__Set task__:
Among the entries, which lines carry the string "Carrington"? Copy each of them.

Entries taken from a collection
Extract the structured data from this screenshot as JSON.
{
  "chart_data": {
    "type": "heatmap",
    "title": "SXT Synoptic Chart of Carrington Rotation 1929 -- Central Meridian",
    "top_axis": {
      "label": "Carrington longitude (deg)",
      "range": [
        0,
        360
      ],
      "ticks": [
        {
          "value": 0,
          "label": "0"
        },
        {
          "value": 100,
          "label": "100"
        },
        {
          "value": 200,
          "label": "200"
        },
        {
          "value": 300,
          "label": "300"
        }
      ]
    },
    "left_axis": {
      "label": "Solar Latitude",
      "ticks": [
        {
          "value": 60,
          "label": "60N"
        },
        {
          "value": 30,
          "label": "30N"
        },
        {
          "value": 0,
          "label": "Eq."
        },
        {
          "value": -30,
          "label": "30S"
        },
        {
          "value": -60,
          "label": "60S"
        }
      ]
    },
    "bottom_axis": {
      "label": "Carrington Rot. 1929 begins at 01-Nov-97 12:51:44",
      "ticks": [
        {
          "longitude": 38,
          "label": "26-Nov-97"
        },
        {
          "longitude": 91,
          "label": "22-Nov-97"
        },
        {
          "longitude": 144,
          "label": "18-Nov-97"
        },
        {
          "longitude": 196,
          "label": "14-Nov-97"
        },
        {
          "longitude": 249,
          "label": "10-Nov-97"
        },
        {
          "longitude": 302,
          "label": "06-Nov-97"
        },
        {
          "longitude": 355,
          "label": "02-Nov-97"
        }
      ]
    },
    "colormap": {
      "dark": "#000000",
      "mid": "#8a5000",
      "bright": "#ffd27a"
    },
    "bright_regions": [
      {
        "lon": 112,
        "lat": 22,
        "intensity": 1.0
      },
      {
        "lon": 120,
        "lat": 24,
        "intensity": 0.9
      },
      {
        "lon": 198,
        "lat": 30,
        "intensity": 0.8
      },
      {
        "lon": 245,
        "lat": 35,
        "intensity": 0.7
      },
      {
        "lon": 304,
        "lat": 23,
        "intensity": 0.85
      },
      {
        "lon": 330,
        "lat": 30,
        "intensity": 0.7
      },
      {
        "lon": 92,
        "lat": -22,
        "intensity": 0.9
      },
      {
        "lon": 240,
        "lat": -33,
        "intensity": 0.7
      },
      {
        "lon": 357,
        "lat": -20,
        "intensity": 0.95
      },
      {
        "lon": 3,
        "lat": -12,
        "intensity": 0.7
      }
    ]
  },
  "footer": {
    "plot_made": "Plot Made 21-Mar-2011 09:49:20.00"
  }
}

__Result of this exercise__:
    "title": "SXT Synoptic Chart of Carrington Rotation 1929 -- Central Meridian",
      "label": "Carrington longitude (deg)",
      "label": "Carrington Rot. 1929 begins at 01-Nov-97 12:51:44",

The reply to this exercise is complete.